The exercise ▸
Copy the listing from the line containing "UI element localization: list" to the line containing "colorbar-label: 85: [695, 284, 713, 299]", switching "lake-outline" to "lake-boundary" and keeping everything else the same. Leave the picture out.

Dataset records ▸
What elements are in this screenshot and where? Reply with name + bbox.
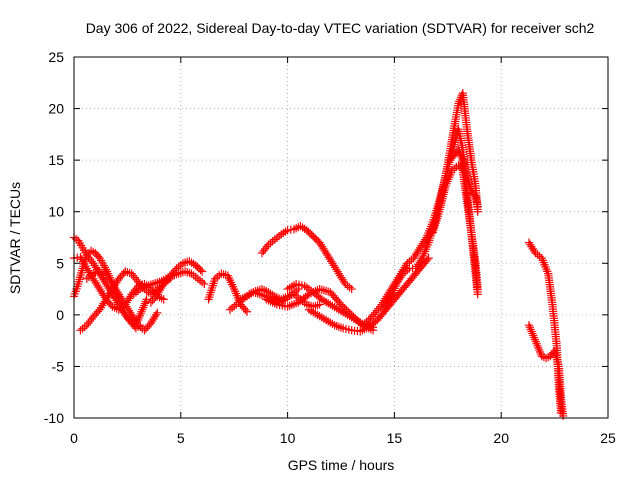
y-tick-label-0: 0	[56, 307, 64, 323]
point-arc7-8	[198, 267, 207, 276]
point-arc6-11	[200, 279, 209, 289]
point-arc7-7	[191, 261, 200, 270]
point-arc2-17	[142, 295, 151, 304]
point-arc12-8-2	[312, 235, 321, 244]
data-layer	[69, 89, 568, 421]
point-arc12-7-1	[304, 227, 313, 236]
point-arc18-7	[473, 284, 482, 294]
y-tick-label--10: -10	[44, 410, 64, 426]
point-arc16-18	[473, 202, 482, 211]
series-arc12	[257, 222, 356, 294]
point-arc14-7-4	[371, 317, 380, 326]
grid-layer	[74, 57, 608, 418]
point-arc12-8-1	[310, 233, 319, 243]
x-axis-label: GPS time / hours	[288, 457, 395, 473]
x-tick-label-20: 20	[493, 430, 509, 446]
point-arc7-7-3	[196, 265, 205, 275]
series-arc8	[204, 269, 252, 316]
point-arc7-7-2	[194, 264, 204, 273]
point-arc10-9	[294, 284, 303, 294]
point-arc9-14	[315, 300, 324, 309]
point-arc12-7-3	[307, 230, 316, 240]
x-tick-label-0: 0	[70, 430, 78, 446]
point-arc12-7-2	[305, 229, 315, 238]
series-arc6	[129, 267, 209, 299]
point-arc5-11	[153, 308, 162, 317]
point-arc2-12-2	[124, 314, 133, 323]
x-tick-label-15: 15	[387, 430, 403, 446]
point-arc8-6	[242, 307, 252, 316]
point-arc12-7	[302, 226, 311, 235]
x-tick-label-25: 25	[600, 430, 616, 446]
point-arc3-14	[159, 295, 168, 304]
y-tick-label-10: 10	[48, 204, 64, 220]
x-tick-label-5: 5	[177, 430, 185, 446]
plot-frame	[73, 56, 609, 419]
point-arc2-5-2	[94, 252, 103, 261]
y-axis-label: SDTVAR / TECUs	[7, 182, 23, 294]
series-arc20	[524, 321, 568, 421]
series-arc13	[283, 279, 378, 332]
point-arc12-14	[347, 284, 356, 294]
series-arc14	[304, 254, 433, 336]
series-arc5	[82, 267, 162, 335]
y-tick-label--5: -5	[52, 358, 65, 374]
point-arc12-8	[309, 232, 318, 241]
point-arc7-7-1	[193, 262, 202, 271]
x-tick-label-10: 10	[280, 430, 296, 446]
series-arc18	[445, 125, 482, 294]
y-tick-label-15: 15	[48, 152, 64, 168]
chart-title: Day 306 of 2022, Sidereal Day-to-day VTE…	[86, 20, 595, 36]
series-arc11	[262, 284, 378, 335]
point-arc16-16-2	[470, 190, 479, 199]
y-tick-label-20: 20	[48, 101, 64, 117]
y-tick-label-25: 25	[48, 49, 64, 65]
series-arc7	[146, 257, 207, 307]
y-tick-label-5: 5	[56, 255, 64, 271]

--

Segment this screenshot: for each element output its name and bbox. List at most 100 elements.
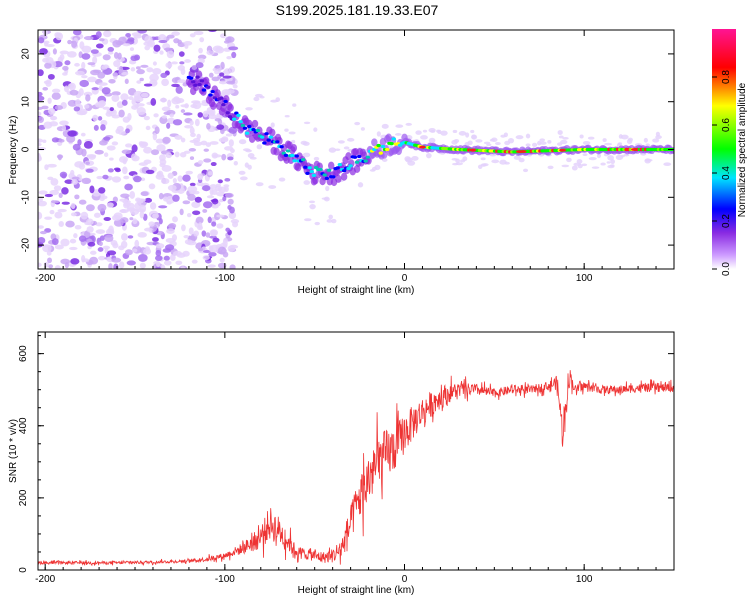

==

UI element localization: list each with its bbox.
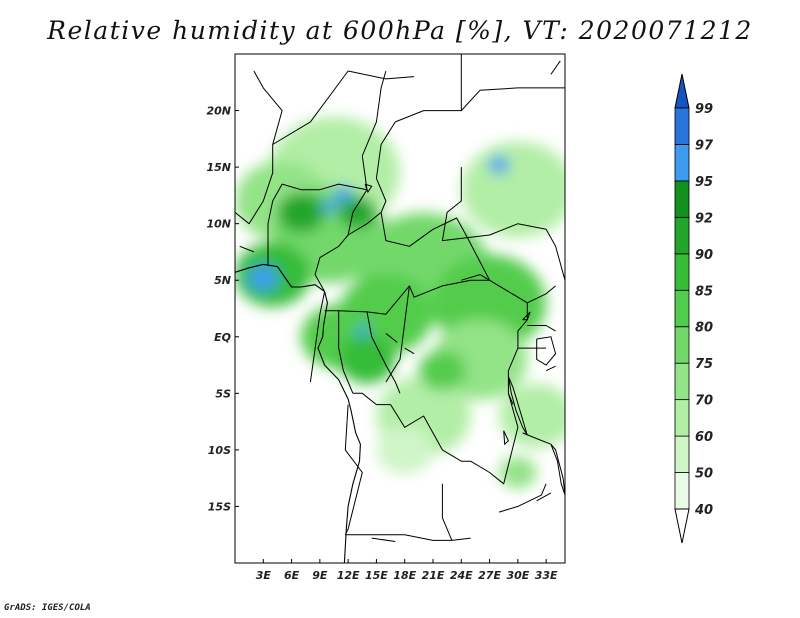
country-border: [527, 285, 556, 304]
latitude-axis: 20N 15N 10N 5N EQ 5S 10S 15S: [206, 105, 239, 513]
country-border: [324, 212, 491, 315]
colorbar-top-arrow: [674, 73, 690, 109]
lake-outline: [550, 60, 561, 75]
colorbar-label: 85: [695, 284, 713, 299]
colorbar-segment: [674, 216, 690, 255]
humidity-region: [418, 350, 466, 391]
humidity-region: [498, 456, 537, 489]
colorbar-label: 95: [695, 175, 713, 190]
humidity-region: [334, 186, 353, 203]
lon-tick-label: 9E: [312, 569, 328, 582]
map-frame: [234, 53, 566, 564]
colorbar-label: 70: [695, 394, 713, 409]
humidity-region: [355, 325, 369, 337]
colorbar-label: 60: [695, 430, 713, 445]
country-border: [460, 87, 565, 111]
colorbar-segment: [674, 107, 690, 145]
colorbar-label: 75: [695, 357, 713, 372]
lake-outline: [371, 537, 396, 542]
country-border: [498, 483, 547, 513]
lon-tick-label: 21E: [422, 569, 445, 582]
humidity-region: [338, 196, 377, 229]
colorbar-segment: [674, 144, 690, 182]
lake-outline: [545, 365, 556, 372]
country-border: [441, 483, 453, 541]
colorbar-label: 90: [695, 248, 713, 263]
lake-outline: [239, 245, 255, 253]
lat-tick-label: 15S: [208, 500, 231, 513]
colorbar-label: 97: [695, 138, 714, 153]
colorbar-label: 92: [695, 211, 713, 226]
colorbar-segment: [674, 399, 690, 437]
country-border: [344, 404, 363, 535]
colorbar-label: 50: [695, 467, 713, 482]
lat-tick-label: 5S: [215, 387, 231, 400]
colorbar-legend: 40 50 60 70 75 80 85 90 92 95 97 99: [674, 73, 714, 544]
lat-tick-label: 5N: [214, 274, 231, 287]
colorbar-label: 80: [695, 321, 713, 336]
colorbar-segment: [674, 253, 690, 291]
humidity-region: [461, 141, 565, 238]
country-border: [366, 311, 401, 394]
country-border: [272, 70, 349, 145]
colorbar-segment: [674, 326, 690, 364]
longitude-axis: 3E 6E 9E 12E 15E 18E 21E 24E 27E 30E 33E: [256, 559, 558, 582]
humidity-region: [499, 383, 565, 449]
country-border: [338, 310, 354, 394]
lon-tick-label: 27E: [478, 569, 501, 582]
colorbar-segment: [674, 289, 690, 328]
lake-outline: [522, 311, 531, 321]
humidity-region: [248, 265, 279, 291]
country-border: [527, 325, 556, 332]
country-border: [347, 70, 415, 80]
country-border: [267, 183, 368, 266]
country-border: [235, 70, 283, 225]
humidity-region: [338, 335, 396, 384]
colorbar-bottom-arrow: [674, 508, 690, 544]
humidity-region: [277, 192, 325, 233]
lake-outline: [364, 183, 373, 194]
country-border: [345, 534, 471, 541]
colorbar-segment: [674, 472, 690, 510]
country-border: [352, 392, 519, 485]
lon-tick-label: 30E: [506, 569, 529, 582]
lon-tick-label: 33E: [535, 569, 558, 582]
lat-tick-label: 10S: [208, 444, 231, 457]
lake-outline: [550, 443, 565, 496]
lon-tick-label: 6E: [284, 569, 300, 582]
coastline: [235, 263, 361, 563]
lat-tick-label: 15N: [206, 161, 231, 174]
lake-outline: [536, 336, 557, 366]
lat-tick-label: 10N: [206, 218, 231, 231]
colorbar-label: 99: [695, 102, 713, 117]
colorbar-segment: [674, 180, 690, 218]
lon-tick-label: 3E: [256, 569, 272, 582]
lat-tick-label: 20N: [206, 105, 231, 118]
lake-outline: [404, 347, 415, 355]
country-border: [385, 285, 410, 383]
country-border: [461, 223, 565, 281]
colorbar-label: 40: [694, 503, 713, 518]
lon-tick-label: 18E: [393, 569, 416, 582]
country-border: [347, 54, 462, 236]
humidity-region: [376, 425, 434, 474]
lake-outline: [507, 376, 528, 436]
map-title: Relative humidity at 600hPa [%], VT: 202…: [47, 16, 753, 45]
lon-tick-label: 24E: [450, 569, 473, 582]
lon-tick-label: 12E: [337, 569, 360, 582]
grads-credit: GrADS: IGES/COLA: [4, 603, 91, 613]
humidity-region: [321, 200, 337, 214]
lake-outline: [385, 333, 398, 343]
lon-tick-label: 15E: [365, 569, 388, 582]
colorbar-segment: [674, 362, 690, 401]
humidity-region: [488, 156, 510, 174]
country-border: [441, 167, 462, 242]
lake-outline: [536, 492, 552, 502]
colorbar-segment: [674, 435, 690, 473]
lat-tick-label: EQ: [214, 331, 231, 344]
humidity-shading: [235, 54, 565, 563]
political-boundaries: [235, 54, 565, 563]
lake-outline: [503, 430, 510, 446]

Answer to the problem ▸
UI element localization: list each with its bbox.
country-border: [527, 285, 556, 304]
latitude-axis: 20N 15N 10N 5N EQ 5S 10S 15S: [206, 105, 239, 513]
country-border: [324, 212, 491, 315]
colorbar-top-arrow: [674, 73, 690, 109]
lake-boundary: [550, 60, 561, 75]
colorbar-label: 85: [695, 284, 713, 299]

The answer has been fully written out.